━━━ EXERCISE INPUTS
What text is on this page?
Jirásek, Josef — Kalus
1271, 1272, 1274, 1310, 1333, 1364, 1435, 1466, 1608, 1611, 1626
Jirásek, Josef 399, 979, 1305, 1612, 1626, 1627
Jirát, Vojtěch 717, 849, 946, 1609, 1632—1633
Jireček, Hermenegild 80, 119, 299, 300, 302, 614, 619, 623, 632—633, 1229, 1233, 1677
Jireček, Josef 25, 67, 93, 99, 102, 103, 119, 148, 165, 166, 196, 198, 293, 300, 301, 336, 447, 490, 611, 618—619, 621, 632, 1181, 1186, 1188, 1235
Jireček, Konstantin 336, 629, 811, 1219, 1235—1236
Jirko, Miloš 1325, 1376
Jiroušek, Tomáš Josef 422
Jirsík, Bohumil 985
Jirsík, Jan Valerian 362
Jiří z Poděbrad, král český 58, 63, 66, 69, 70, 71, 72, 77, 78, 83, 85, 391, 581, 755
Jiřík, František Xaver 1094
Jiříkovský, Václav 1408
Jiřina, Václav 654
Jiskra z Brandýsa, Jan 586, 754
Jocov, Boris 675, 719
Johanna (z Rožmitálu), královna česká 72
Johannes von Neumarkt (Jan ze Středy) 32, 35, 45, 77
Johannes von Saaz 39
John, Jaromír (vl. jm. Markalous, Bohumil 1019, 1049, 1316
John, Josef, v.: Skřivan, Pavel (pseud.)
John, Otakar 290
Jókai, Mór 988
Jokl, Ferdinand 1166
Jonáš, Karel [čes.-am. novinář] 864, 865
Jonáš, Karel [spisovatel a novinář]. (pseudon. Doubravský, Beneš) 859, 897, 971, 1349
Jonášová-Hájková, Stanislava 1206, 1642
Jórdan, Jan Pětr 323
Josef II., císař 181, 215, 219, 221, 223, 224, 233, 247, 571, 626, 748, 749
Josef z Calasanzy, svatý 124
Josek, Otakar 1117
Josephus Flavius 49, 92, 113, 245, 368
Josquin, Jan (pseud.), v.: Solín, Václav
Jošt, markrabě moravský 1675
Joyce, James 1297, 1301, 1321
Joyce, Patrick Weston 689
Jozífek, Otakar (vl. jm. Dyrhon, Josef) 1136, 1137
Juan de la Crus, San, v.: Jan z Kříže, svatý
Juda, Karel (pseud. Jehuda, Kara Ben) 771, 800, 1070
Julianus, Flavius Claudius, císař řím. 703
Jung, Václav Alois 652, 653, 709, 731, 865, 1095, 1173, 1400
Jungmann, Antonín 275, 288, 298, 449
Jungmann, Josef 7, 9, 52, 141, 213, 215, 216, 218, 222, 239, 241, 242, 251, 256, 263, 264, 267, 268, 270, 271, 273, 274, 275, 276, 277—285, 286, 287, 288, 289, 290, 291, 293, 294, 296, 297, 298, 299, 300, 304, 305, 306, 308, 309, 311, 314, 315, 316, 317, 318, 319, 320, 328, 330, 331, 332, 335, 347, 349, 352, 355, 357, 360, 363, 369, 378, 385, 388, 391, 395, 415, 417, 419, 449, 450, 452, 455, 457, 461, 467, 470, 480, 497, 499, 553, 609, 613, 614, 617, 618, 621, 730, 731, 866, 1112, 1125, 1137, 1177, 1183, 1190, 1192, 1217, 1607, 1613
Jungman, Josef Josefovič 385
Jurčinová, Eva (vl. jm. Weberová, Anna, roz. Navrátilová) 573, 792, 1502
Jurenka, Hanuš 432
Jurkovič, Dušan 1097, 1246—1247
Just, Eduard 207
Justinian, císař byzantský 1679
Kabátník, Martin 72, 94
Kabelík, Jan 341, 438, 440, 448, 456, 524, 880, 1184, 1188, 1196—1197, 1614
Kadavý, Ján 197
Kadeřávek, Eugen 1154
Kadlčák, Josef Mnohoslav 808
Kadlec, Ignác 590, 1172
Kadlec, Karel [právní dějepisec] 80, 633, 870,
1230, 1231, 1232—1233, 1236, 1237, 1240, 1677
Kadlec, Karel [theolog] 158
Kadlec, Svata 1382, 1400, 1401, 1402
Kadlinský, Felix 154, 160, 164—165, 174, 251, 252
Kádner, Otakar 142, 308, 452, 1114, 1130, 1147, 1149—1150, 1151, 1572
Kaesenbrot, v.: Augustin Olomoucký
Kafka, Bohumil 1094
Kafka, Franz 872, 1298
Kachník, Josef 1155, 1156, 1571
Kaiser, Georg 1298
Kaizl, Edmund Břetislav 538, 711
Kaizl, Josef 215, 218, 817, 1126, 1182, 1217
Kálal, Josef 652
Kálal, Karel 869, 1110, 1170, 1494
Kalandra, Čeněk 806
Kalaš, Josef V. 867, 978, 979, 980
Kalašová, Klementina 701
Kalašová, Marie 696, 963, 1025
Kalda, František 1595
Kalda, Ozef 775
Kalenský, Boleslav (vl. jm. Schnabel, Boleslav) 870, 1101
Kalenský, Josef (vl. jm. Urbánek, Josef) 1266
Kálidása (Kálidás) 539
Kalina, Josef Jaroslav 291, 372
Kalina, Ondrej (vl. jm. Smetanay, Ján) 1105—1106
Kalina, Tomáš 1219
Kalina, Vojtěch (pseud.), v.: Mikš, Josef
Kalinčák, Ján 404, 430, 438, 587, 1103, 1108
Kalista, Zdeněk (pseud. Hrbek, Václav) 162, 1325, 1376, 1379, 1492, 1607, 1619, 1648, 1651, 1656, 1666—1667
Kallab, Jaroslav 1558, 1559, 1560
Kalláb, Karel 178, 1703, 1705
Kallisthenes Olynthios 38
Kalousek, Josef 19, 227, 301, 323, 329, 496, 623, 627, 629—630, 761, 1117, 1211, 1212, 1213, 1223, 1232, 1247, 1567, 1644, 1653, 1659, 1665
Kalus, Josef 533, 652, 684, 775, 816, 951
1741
━━━━━━
### WHAT YOU WILL DO
Copy all the records above precisely.

### TASK ANSWER
What text is on this page?
Jirásek, Josef — Kalus
1271, 1272, 1274, 1310, 1333, 1364, 1435, 1466, 1608, 1611, 1626
Jirásek, Josef 399, 979, 1305, 1612, 1626, 1627
Jirát, Vojtěch 717, 849, 946, 1609, 1632—1633
Jireček, Hermenegild 80, 119, 299, 300, 302, 614, 619, 623, 632—633, 1229, 1233, 1677
Jireček, Josef 25, 67, 93, 99, 102, 103, 119, 148, 165, 166, 196, 198, 293, 300, 301, 336, 447, 490, 611, 618—619, 621, 632, 1181, 1186, 1188, 1235
Jireček, Konstantin 336, 629, 811, 1219, 1235—1236
Jirko, Miloš 1325, 1376
Jiroušek, Tomáš Josef 422
Jirsík, Bohumil 985
Jirsík, Jan Valerian 362
Jiří z Poděbrad, král český 58, 63, 66, 69, 70, 71, 72, 77, 78, 83, 85, 391, 581, 755
Jiřík, František Xaver 1094
Jiříkovský, Václav 1408
Jiřina, Václav 654
Jiskra z Brandýsa, Jan 586, 754
Jocov, Boris 675, 719
Johanna (z Rožmitálu), královna česká 72
Johannes von Neumarkt (Jan ze Středy) 32, 35, 45, 77
Johannes von Saaz 39
John, Jaromír (vl. jm. Markalous, Bohumil 1019, 1049, 1316
John, Josef, v.: Skřivan, Pavel (pseud.)
John, Otakar 290
Jókai, Mór 988
Jokl, Ferdinand 1166
Jonáš, Karel [čes.-am. novinář] 864, 865
Jonáš, Karel [spisovatel a novinář]. (pseudon. Doubravský, Beneš) 859, 897, 971, 1349
Jonášová-Hájková, Stanislava 1206, 1642
Jórdan, Jan Pětr 323
Josef II., císař 181, 215, 219, 221, 223, 224, 233, 247, 571, 626, 748, 749
Josef z Calasanzy, svatý 124
Josek, Otakar 1117
Josephus Flavius 49, 92, 113, 245, 368
Josquin, Jan (pseud.), v.: Solín, Václav
Jošt, markrabě moravský 1675
Joyce, James 1297, 1301, 1321
Joyce, Patrick Weston 689
Jozífek, Otakar (vl. jm. Dyrhon, Josef) 1136, 1137
Juan de la Crus, San, v.: Jan z Kříže, svatý
Juda, Karel (pseud. Jehuda, Kara Ben) 771, 800, 1070
Julianus, Flavius Claudius, císař řím. 703
Jung, Václav Alois 652, 653, 709, 731, 865, 1095, 1173, 1400
Jungmann, Antonín 275, 288, 298, 449
Jungmann, Josef 7, 9, 52, 141, 213, 215, 216, 218, 222, 239, 241, 242, 251, 256, 263, 264, 267, 268, 270, 271, 273, 274, 275, 276, 277—285, 286, 287, 288, 289, 290, 291, 293, 294, 296, 297, 298, 299, 300, 304, 305, 306, 308, 309, 311, 314, 315, 316, 317, 318, 319, 320, 328, 330, 331, 332, 335, 347, 349, 352, 355, 357, 360, 363, 369, 378, 385, 388, 391, 395, 415, 417, 419, 449, 450, 452, 455, 457, 461, 467, 470, 480, 497, 499, 553, 609, 613, 614, 617, 618, 621, 730, 731, 866, 1112, 1125, 1137, 1177, 1183, 1190, 1192, 1217, 1607, 1613
Jungman, Josef Josefovič 385
Jurčinová, Eva (vl. jm. Weberová, Anna, roz. Navrátilová) 573, 792, 1502
Jurenka, Hanuš 432
Jurkovič, Dušan 1097, 1246—1247
Just, Eduard 207
Justinian, císař byzantský 1679
Kabátník, Martin 72, 94
Kabelík, Jan 341, 438, 440, 448, 456, 524, 880, 1184, 1188, 1196—1197, 1614
Kadavý, Ján 197
Kadeřávek, Eugen 1154
Kadlčák, Josef Mnohoslav 808
Kadlec, Ignác 590, 1172
Kadlec, Karel [právní dějepisec] 80, 633, 870,
1230, 1231, 1232—1233, 1236, 1237, 1240, 1677
Kadlec, Karel [theolog] 158
Kadlec, Svata 1382, 1400, 1401, 1402
Kadlinský, Felix 154, 160, 164—165, 174, 251, 252
Kádner, Otakar 142, 308, 452, 1114, 1130, 1147, 1149—1150, 1151, 1572
Kaesenbrot, v.: Augustin Olomoucký
Kafka, Bohumil 1094
Kafka, Franz 872, 1298
Kachník, Josef 1155, 1156, 1571
Kaiser, Georg 1298
Kaizl, Edmund Břetislav 538, 711
Kaizl, Josef 215, 218, 817, 1126, 1182, 1217
Kálal, Josef 652
Kálal, Karel 869, 1110, 1170, 1494
Kalandra, Čeněk 806
Kalaš, Josef V. 867, 978, 979, 980
Kalašová, Klementina 701
Kalašová, Marie 696, 963, 1025
Kalda, František 1595
Kalda, Ozef 775
Kalenský, Boleslav (vl. jm. Schnabel, Boleslav) 870, 1101
Kalenský, Josef (vl. jm. Urbánek, Josef) 1266
Kálidása (Kálidás) 539
Kalina, Josef Jaroslav 291, 372
Kalina, Ondrej (vl. jm. Smetanay, Ján) 1105—1106
Kalina, Tomáš 1219
Kalina, Vojtěch (pseud.), v.: Mikš, Josef
Kalinčák, Ján 404, 430, 438, 587, 1103, 1108
Kalista, Zdeněk (pseud. Hrbek, Václav) 162, 1325, 1376, 1379, 1492, 1607, 1619, 1648, 1651, 1656, 1666—1667
Kallab, Jaroslav 1558, 1559, 1560
Kalláb, Karel 178, 1703, 1705
Kallisthenes Olynthios 38
Kalousek, Josef 19, 227, 301, 323, 329, 496, 623, 627, 629—630, 761, 1117, 1211, 1212, 1213, 1223, 1232, 1247, 1567, 1644, 1653, 1659, 1665
Kalus, Josef 533, 652, 684, 775, 816, 951
1741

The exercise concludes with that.